*EXERCISE INSTRUCTIONS*. Retype the records that come next, word for word.
● ● ● ● ● ● ●
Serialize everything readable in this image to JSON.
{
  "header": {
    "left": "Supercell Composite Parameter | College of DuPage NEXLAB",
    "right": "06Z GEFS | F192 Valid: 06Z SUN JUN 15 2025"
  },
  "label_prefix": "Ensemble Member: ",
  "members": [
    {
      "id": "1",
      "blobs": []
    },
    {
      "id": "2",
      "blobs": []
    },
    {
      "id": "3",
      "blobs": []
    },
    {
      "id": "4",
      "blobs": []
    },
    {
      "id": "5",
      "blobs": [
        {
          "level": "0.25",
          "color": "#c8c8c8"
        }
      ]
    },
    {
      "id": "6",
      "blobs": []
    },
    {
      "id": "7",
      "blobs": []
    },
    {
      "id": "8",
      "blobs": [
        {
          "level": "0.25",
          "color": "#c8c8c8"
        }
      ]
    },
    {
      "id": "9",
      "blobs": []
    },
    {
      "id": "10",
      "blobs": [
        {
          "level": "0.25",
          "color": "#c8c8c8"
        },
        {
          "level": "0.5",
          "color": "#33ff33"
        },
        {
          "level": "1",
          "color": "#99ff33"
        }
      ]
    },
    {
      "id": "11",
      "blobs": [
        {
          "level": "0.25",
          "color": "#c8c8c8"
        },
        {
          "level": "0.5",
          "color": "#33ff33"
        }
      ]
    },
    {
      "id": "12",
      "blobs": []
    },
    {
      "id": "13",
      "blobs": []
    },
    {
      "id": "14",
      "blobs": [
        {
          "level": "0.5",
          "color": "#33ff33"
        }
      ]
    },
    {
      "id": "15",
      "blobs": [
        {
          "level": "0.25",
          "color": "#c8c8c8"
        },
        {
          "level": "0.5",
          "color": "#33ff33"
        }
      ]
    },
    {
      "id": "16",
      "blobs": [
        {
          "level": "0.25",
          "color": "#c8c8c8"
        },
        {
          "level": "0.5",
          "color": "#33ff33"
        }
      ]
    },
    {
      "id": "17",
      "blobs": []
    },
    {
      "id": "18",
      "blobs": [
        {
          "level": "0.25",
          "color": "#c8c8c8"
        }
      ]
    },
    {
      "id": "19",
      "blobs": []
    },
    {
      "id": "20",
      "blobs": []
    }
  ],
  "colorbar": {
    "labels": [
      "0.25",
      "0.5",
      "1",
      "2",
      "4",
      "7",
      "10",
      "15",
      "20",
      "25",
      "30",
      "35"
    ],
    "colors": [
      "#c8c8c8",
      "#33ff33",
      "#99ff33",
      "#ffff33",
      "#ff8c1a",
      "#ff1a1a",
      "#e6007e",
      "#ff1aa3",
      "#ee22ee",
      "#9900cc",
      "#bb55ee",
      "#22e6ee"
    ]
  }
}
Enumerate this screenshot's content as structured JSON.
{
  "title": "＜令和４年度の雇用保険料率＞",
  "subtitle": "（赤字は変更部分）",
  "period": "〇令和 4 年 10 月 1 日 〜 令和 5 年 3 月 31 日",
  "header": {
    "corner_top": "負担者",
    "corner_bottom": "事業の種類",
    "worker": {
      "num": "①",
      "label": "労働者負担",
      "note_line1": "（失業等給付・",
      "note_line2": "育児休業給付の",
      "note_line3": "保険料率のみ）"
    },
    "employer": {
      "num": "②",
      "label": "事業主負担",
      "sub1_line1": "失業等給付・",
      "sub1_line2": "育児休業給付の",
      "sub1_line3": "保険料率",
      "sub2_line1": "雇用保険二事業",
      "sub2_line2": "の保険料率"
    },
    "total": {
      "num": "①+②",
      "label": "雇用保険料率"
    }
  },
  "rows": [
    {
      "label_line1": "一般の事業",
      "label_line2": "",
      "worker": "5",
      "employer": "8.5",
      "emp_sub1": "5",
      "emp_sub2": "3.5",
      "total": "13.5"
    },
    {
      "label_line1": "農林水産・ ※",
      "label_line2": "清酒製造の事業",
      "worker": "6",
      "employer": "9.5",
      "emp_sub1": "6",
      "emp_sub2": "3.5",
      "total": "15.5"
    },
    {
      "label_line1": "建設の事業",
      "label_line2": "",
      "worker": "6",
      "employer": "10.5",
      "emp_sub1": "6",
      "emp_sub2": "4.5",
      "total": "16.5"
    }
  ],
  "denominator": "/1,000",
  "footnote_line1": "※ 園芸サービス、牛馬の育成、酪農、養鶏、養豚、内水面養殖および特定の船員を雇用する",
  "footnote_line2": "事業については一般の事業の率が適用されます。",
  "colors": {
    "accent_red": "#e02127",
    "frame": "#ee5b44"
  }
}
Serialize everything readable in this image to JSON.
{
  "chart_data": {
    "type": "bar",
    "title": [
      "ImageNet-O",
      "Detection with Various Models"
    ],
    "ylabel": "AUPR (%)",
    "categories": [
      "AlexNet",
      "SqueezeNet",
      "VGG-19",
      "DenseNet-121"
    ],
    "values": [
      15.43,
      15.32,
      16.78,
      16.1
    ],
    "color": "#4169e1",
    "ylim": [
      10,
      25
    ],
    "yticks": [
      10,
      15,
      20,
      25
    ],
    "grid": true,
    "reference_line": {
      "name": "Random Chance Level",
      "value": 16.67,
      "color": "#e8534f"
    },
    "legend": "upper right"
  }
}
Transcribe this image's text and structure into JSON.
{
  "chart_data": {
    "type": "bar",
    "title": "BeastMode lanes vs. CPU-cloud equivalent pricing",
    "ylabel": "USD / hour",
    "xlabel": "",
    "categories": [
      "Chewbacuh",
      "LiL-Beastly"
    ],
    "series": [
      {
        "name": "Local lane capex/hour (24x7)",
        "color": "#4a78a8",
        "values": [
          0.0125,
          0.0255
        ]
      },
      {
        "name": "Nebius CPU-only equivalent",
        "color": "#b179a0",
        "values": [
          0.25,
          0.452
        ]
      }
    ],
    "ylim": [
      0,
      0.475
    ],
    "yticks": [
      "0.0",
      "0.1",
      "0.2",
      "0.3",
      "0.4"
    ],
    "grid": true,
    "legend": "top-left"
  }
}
● ● ● ● ● ● ●
*COMPLETED EXERCISE*.
Serialize everything readable in this image to JSON.
{
  "header": {
    "left": "Supercell Composite Parameter | College of DuPage NEXLAB",
    "right": "06Z GEFS | F192 Valid: 06Z SUN JUN 15 2025"
  },
  "label_prefix": "Ensemble Member: ",
  "members": [
    {
      "id": "1",
      "blobs": []
    },
    {
      "id": "2",
      "blobs": []
    },
    {
      "id": "3",
      "blobs": []
    },
    {
      "id": "4",
      "blobs": []
    },
    {
      "id": "5",
      "blobs": [
        {
          "level": "0.25",
          "color": "#c8c8c8"
        }
      ]
    },
    {
      "id": "6",
      "blobs": []
    },
    {
      "id": "7",
      "blobs": []
    },
    {
      "id": "8",
      "blobs": [
        {
          "level": "0.25",
          "color": "#c8c8c8"
        }
      ]
    },
    {
      "id": "9",
      "blobs": []
    },
    {
      "id": "10",
      "blobs": [
        {
          "level": "0.25",
          "color": "#c8c8c8"
        },
        {
          "level": "0.5",
          "color": "#33ff33"
        },
        {
          "level": "1",
          "color": "#99ff33"
        }
      ]
    },
    {
      "id": "11",
      "blobs": [
        {
          "level": "0.25",
          "color": "#c8c8c8"
        },
        {
          "level": "0.5",
          "color": "#33ff33"
        }
      ]
    },
    {
      "id": "12",
      "blobs": []
    },
    {
      "id": "13",
      "blobs": []
    },
    {
      "id": "14",
      "blobs": [
        {
          "level": "0.5",
          "color": "#33ff33"
        }
      ]
    },
    {
      "id": "15",
      "blobs": [
        {
          "level": "0.25",
          "color": "#c8c8c8"
        },
        {
          "level": "0.5",
          "color": "#33ff33"
        }
      ]
    },
    {
      "id": "16",
      "blobs": [
        {
          "level": "0.25",
          "color": "#c8c8c8"
        },
        {
          "level": "0.5",
          "color": "#33ff33"
        }
      ]
    },
    {
      "id": "17",
      "blobs": []
    },
    {
      "id": "18",
      "blobs": [
        {
          "level": "0.25",
          "color": "#c8c8c8"
        }
      ]
    },
    {
      "id": "19",
      "blobs": []
    },
    {
      "id": "20",
      "blobs": []
    }
  ],
  "colorbar": {
    "labels": [
      "0.25",
      "0.5",
      "1",
      "2",
      "4",
      "7",
      "10",
      "15",
      "20",
      "25",
      "30",
      "35"
    ],
    "colors": [
      "#c8c8c8",
      "#33ff33",
      "#99ff33",
      "#ffff33",
      "#ff8c1a",
      "#ff1a1a",
      "#e6007e",
      "#ff1aa3",
      "#ee22ee",
      "#9900cc",
      "#bb55ee",
      "#22e6ee"
    ]
  }
}
Enumerate this screenshot's content as structured JSON.
{
  "title": "＜令和４年度の雇用保険料率＞",
  "subtitle": "（赤字は変更部分）",
  "period": "〇令和 4 年 10 月 1 日 〜 令和 5 年 3 月 31 日",
  "header": {
    "corner_top": "負担者",
    "corner_bottom": "事業の種類",
    "worker": {
      "num": "①",
      "label": "労働者負担",
      "note_line1": "（失業等給付・",
      "note_line2": "育児休業給付の",
      "note_line3": "保険料率のみ）"
    },
    "employer": {
      "num": "②",
      "label": "事業主負担",
      "sub1_line1": "失業等給付・",
      "sub1_line2": "育児休業給付の",
      "sub1_line3": "保険料率",
      "sub2_line1": "雇用保険二事業",
      "sub2_line2": "の保険料率"
    },
    "total": {
      "num": "①+②",
      "label": "雇用保険料率"
    }
  },
  "rows": [
    {
      "label_line1": "一般の事業",
      "label_line2": "",
      "worker": "5",
      "employer": "8.5",
      "emp_sub1": "5",
      "emp_sub2": "3.5",
      "total": "13.5"
    },
    {
      "label_line1": "農林水産・ ※",
      "label_line2": "清酒製造の事業",
      "worker": "6",
      "employer": "9.5",
      "emp_sub1": "6",
      "emp_sub2": "3.5",
      "total": "15.5"
    },
    {
      "label_line1": "建設の事業",
      "label_line2": "",
      "worker": "6",
      "employer": "10.5",
      "emp_sub1": "6",
      "emp_sub2": "4.5",
      "total": "16.5"
    }
  ],
  "denominator": "/1,000",
  "footnote_line1": "※ 園芸サービス、牛馬の育成、酪農、養鶏、養豚、内水面養殖および特定の船員を雇用する",
  "footnote_line2": "事業については一般の事業の率が適用されます。",
  "colors": {
    "accent_red": "#e02127",
    "frame": "#ee5b44"
  }
}
Serialize everything readable in this image to JSON.
{
  "chart_data": {
    "type": "bar",
    "title": [
      "ImageNet-O",
      "Detection with Various Models"
    ],
    "ylabel": "AUPR (%)",
    "categories": [
      "AlexNet",
      "SqueezeNet",
      "VGG-19",
      "DenseNet-121"
    ],
    "values": [
      15.43,
      15.32,
      16.78,
      16.1
    ],
    "color": "#4169e1",
    "ylim": [
      10,
      25
    ],
    "yticks": [
      10,
      15,
      20,
      25
    ],
    "grid": true,
    "reference_line": {
      "name": "Random Chance Level",
      "value": 16.67,
      "color": "#e8534f"
    },
    "legend": "upper right"
  }
}
Transcribe this image's text and structure into JSON.
{
  "chart_data": {
    "type": "bar",
    "title": "BeastMode lanes vs. CPU-cloud equivalent pricing",
    "ylabel": "USD / hour",
    "xlabel": "",
    "categories": [
      "Chewbacuh",
      "LiL-Beastly"
    ],
    "series": [
      {
        "name": "Local lane capex/hour (24x7)",
        "color": "#4a78a8",
        "values": [
          0.0125,
          0.0255
        ]
      },
      {
        "name": "Nebius CPU-only equivalent",
        "color": "#b179a0",
        "values": [
          0.25,
          0.452
        ]
      }
    ],
    "ylim": [
      0,
      0.475
    ],
    "yticks": [
      "0.0",
      "0.1",
      "0.2",
      "0.3",
      "0.4"
    ],
    "grid": true,
    "legend": "top-left"
  }
}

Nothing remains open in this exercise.